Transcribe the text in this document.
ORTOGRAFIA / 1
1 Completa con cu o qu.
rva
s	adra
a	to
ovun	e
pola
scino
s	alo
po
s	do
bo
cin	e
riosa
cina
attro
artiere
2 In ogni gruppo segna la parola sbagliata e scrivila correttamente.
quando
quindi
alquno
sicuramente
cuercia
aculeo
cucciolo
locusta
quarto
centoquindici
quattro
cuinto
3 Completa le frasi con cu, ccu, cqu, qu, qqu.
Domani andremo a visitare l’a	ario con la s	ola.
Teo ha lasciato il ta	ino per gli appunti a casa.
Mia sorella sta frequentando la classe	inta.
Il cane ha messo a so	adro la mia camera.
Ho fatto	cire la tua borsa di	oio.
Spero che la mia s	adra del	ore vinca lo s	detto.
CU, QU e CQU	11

* * *

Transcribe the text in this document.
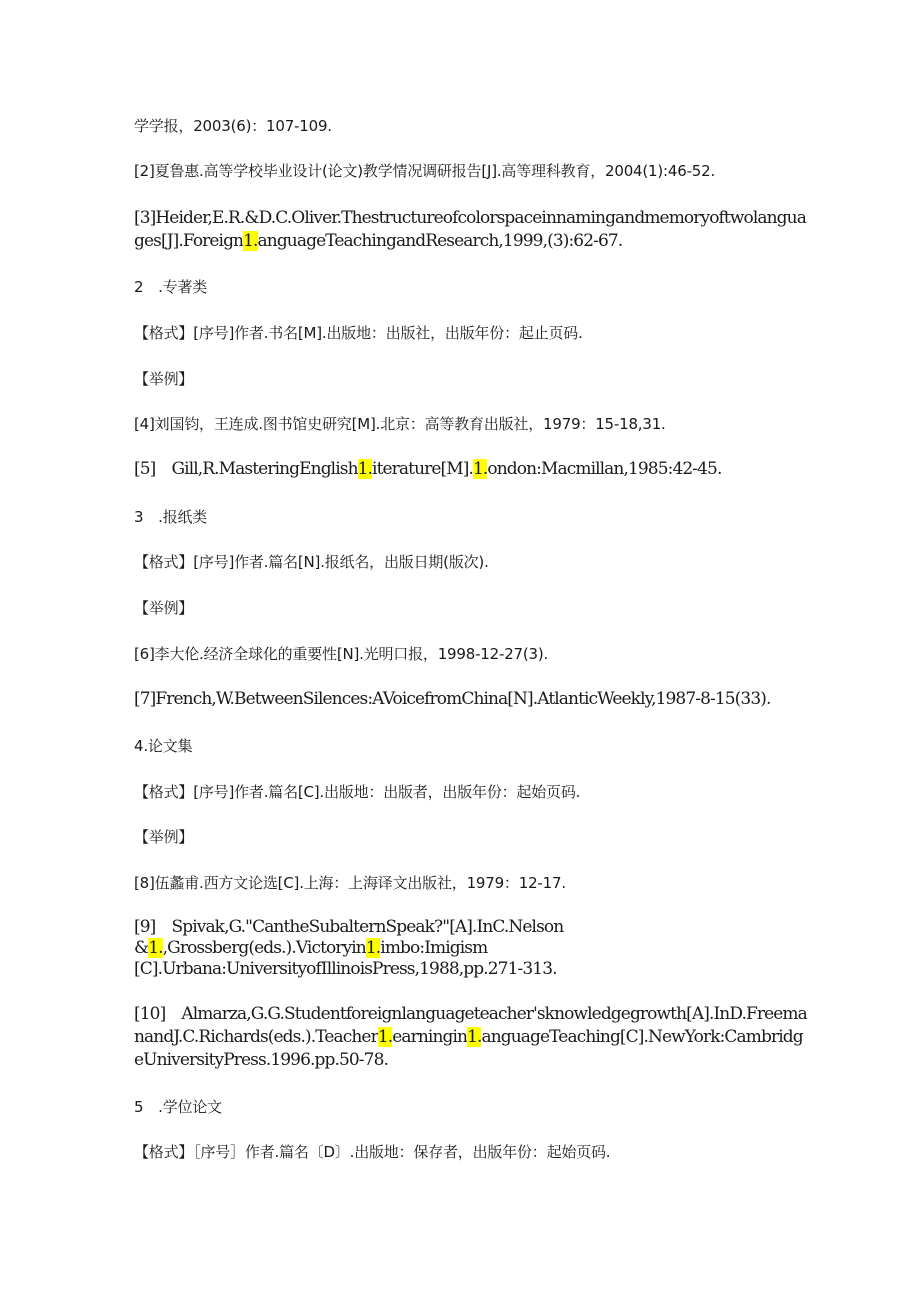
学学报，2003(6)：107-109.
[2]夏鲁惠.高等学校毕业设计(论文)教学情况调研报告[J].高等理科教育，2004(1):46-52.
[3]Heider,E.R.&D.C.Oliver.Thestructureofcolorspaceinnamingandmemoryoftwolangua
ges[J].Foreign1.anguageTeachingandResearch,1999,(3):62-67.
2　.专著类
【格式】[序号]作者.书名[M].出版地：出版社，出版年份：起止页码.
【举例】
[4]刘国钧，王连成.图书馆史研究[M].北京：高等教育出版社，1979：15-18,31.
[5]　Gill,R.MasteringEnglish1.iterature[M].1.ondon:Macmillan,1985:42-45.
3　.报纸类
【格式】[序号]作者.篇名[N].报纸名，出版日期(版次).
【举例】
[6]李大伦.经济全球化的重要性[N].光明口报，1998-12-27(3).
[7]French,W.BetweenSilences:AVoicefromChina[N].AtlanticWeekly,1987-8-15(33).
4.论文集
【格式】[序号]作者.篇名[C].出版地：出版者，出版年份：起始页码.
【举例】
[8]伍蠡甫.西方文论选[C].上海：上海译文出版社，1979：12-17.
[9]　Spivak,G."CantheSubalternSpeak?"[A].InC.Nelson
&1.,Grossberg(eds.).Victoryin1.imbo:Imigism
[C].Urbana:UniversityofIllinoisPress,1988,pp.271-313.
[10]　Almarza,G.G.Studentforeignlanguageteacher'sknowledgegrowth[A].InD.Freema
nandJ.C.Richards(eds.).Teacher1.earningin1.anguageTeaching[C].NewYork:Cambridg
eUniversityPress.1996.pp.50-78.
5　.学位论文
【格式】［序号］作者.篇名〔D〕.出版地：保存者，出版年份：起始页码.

▸ WRITTEN INSTRUCTION:
Lines that include the word "adra" are to be extracted from the data above.

▸ OUTPUT FOR THIS TASK:
s	adra
Spero che la mia s	adra del	ore vinca lo s	detto.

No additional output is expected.